## [Given instruction]
Pull every "ylabel" line out of the data below.

## [Source data]

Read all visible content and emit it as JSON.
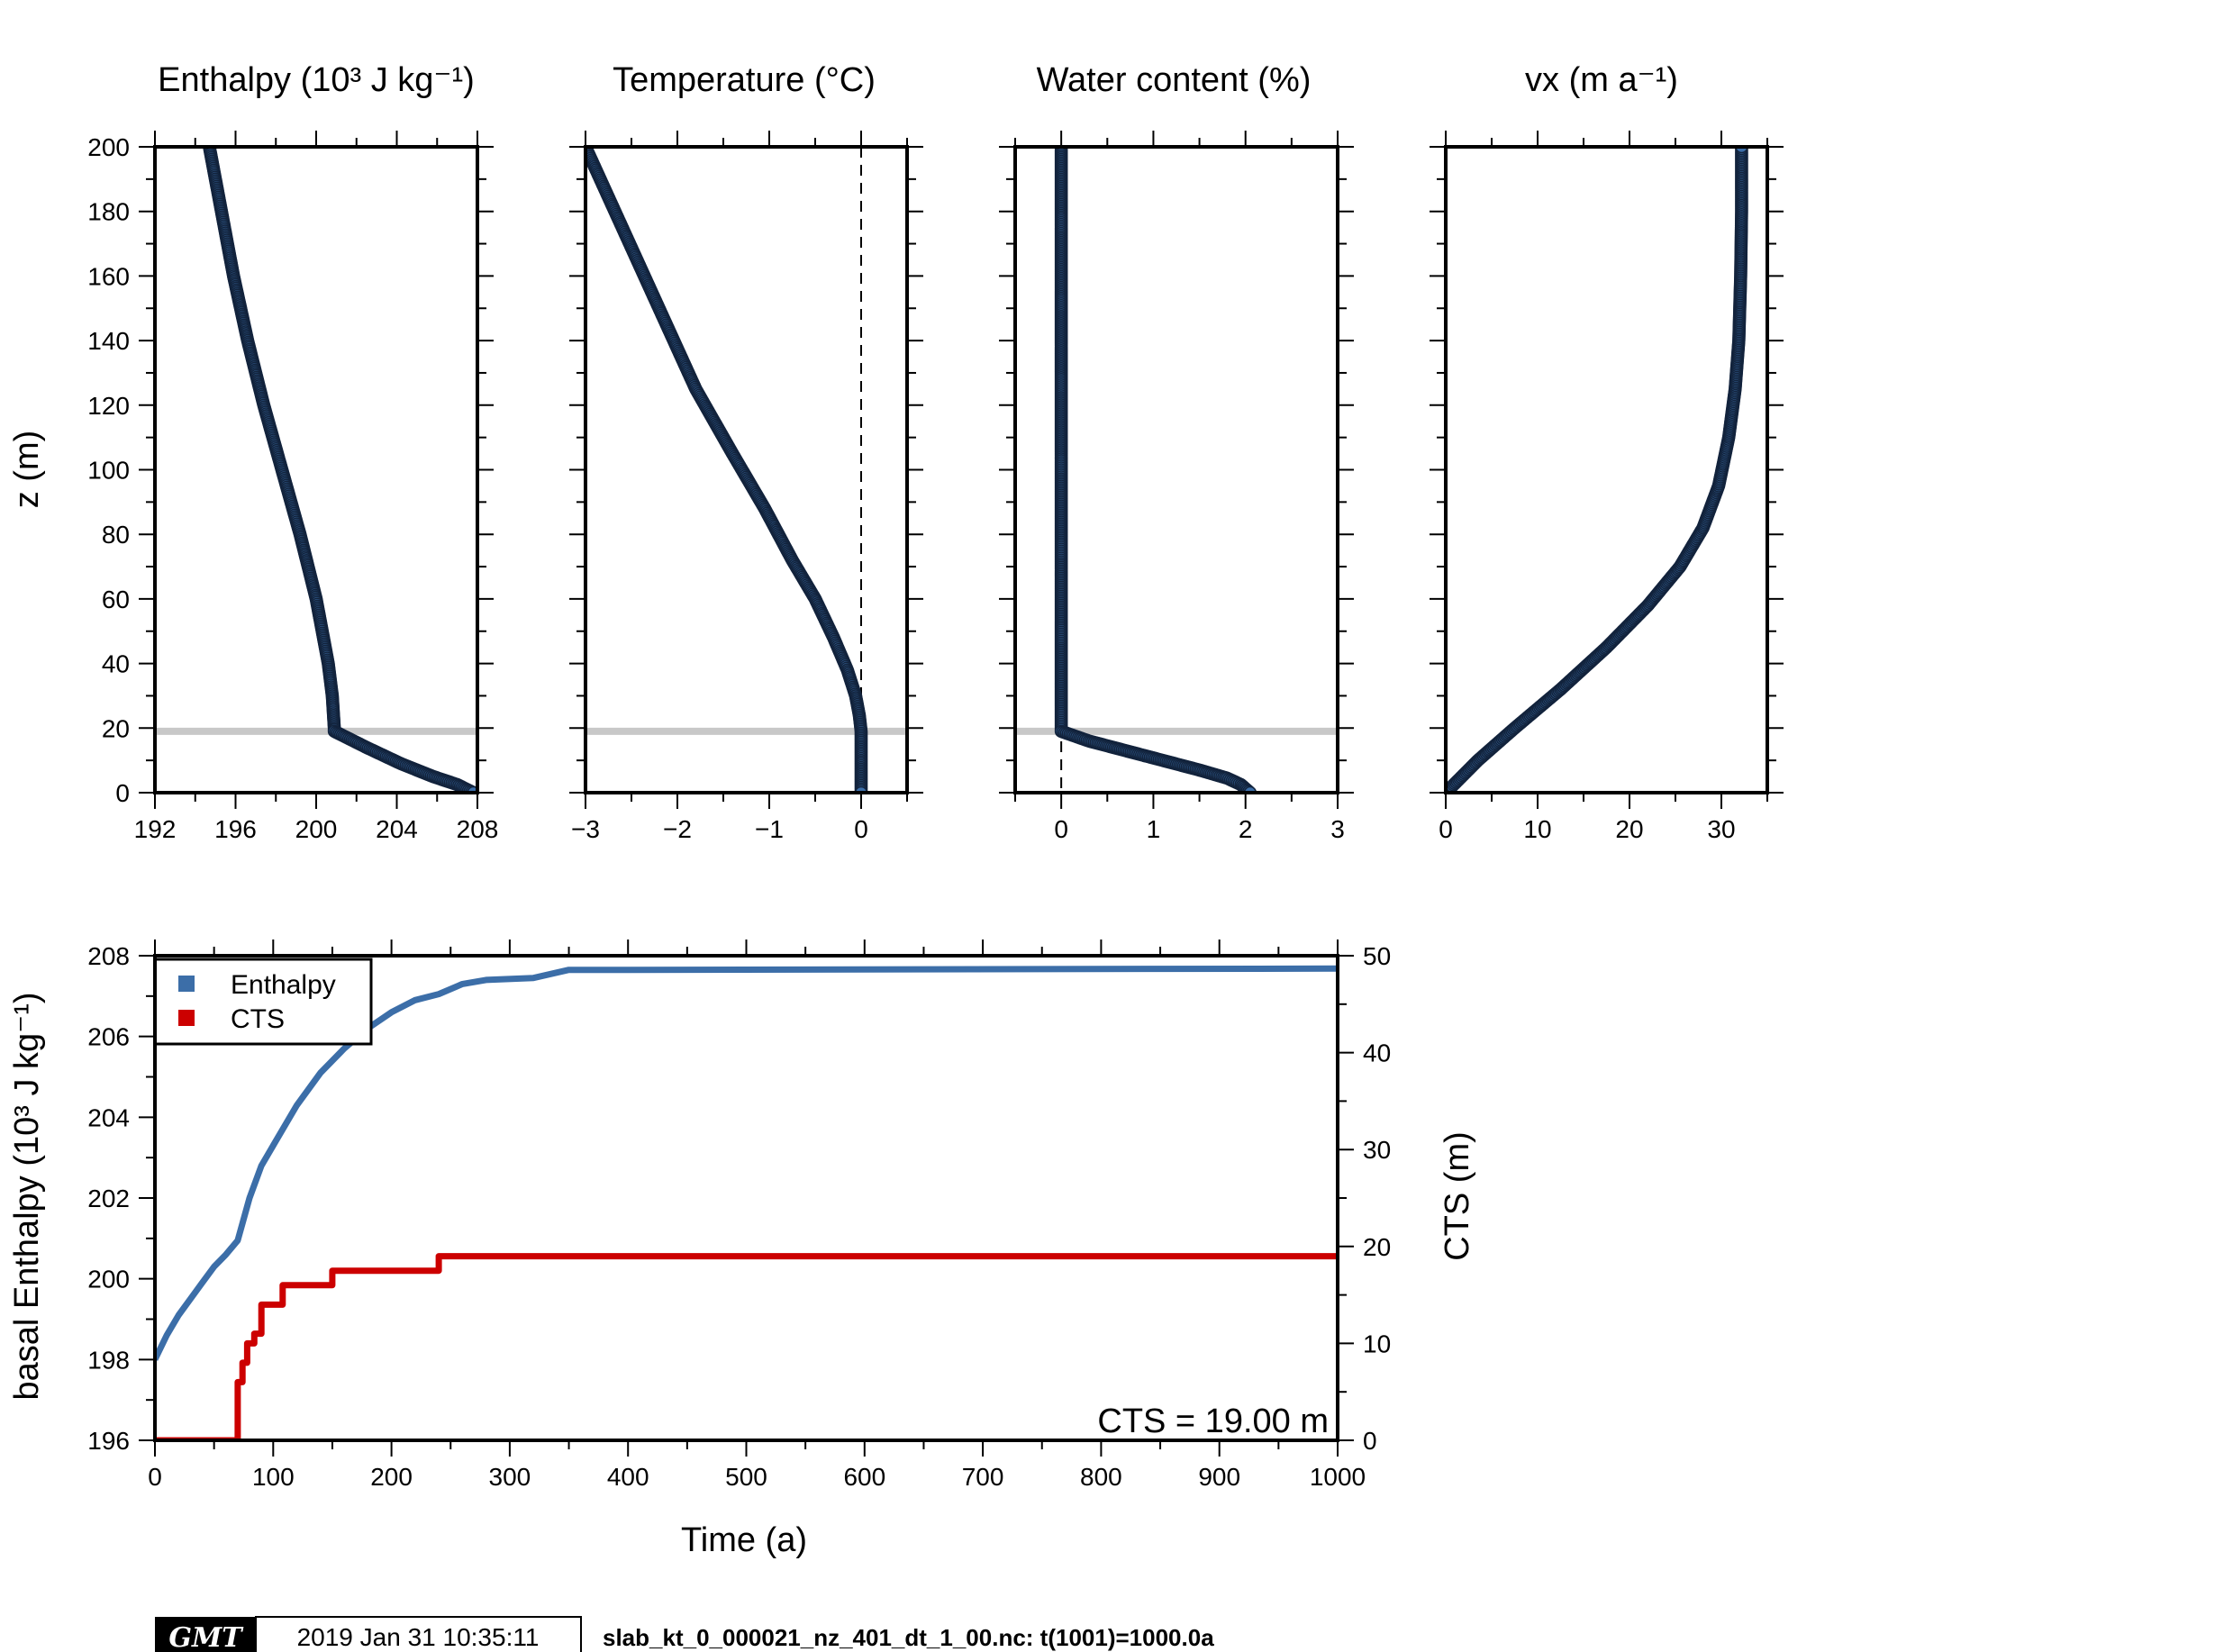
{
  "chart_data": [
    {
      "type": "scatter",
      "title": "Enthalpy (10³ J kg⁻¹)",
      "ylabel": "z (m)",
      "xlim": [
        192,
        208
      ],
      "ylim": [
        0,
        200
      ],
      "xticks": [
        "192",
        "196",
        "200",
        "204",
        "208"
      ],
      "yticks": [
        "0",
        "20",
        "40",
        "60",
        "80",
        "100",
        "120",
        "140",
        "160",
        "180",
        "200"
      ],
      "cts_line": 19,
      "series": [
        {
          "color": "#3c6ea8",
          "points": [
            [
              194.7,
              200
            ],
            [
              195.3,
              180
            ],
            [
              195.9,
              160
            ],
            [
              196.6,
              140
            ],
            [
              197.4,
              120
            ],
            [
              198.3,
              100
            ],
            [
              199.2,
              80
            ],
            [
              200.0,
              60
            ],
            [
              200.6,
              40
            ],
            [
              200.8,
              30
            ],
            [
              200.9,
              20
            ],
            [
              200.9,
              19
            ],
            [
              202.5,
              14
            ],
            [
              204.2,
              9
            ],
            [
              205.8,
              5
            ],
            [
              207.0,
              2.5
            ],
            [
              207.8,
              0
            ]
          ]
        }
      ]
    },
    {
      "type": "scatter",
      "title": "Temperature (°C)",
      "xlim": [
        -3,
        0.5
      ],
      "ylim": [
        0,
        200
      ],
      "xticks": [
        "−3",
        "−2",
        "−1",
        "0"
      ],
      "dashed_x": 0,
      "cts_line": 19,
      "series": [
        {
          "color": "#3c6ea8",
          "points": [
            [
              -3.0,
              200
            ],
            [
              -2.6,
              175
            ],
            [
              -2.2,
              150
            ],
            [
              -1.8,
              125
            ],
            [
              -1.4,
              105
            ],
            [
              -1.05,
              88
            ],
            [
              -0.75,
              72
            ],
            [
              -0.5,
              60
            ],
            [
              -0.3,
              48
            ],
            [
              -0.15,
              38
            ],
            [
              -0.06,
              30
            ],
            [
              -0.02,
              24
            ],
            [
              0,
              19
            ],
            [
              0,
              10
            ],
            [
              0,
              0
            ]
          ]
        }
      ]
    },
    {
      "type": "scatter",
      "title": "Water content (%)",
      "xlim": [
        -0.5,
        3
      ],
      "ylim": [
        0,
        200
      ],
      "xticks": [
        "0",
        "1",
        "2",
        "3"
      ],
      "dashed_x": 0,
      "cts_line": 19,
      "series": [
        {
          "color": "#3c6ea8",
          "points": [
            [
              0,
              200
            ],
            [
              0,
              100
            ],
            [
              0,
              19
            ],
            [
              0.3,
              16
            ],
            [
              0.7,
              13
            ],
            [
              1.1,
              10
            ],
            [
              1.5,
              7
            ],
            [
              1.8,
              4.5
            ],
            [
              1.95,
              2.5
            ],
            [
              2.05,
              0
            ]
          ]
        }
      ]
    },
    {
      "type": "scatter",
      "title": "vx (m a⁻¹)",
      "xlim": [
        0,
        35
      ],
      "ylim": [
        0,
        200
      ],
      "xticks": [
        "0",
        "10",
        "20",
        "30"
      ],
      "series": [
        {
          "color": "#3c6ea8",
          "points": [
            [
              0,
              0
            ],
            [
              3.5,
              10
            ],
            [
              7.5,
              20
            ],
            [
              12.5,
              32
            ],
            [
              17.5,
              45
            ],
            [
              22,
              58
            ],
            [
              25.5,
              70
            ],
            [
              28,
              82
            ],
            [
              29.7,
              95
            ],
            [
              30.8,
              110
            ],
            [
              31.5,
              125
            ],
            [
              31.9,
              140
            ],
            [
              32.1,
              160
            ],
            [
              32.2,
              180
            ],
            [
              32.2,
              200
            ]
          ]
        }
      ]
    },
    {
      "type": "line",
      "xlabel": "Time (a)",
      "ylabel": "basal Enthalpy (10³ J kg⁻¹)",
      "y2label": "CTS (m)",
      "xlim": [
        0,
        1000
      ],
      "ylim": [
        196,
        208
      ],
      "y2lim": [
        0,
        50
      ],
      "xticks": [
        "0",
        "100",
        "200",
        "300",
        "400",
        "500",
        "600",
        "700",
        "800",
        "900",
        "1000"
      ],
      "yticks": [
        "196",
        "198",
        "200",
        "202",
        "204",
        "206",
        "208"
      ],
      "y2ticks": [
        "0",
        "10",
        "20",
        "30",
        "40",
        "50"
      ],
      "legend_position": "top-left",
      "annotation": "CTS = 19.00 m",
      "series": [
        {
          "name": "Enthalpy",
          "color": "#3c6ea8",
          "axis": "left",
          "points": [
            [
              0,
              198.0
            ],
            [
              10,
              198.6
            ],
            [
              20,
              199.1
            ],
            [
              30,
              199.5
            ],
            [
              40,
              199.9
            ],
            [
              50,
              200.3
            ],
            [
              60,
              200.6
            ],
            [
              70,
              200.95
            ],
            [
              80,
              202.0
            ],
            [
              90,
              202.8
            ],
            [
              100,
              203.3
            ],
            [
              120,
              204.3
            ],
            [
              140,
              205.1
            ],
            [
              160,
              205.7
            ],
            [
              180,
              206.2
            ],
            [
              200,
              206.6
            ],
            [
              220,
              206.9
            ],
            [
              240,
              207.05
            ],
            [
              260,
              207.3
            ],
            [
              280,
              207.4
            ],
            [
              320,
              207.45
            ],
            [
              350,
              207.65
            ],
            [
              400,
              207.65
            ],
            [
              1000,
              207.68
            ]
          ]
        },
        {
          "name": "CTS",
          "color": "#cc0000",
          "axis": "right",
          "step": true,
          "points": [
            [
              0,
              0
            ],
            [
              70,
              0
            ],
            [
              70,
              6
            ],
            [
              74,
              6
            ],
            [
              74,
              8
            ],
            [
              78,
              8
            ],
            [
              78,
              10
            ],
            [
              84,
              10
            ],
            [
              84,
              11
            ],
            [
              90,
              11
            ],
            [
              90,
              14
            ],
            [
              108,
              14
            ],
            [
              108,
              16
            ],
            [
              150,
              16
            ],
            [
              150,
              17.5
            ],
            [
              240,
              17.5
            ],
            [
              240,
              19
            ],
            [
              1000,
              19
            ]
          ]
        }
      ]
    }
  ],
  "footer": {
    "logo": "GMT",
    "timestamp": "2019 Jan 31 10:35:11",
    "filename": "slab_kt_0_000021_nz_401_dt_1_00.nc: t(1001)=1000.0a"
  }
}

## [Task response]
      "ylabel": "z (m)",
      "ylabel": "basal Enthalpy (10³ J kg⁻¹)",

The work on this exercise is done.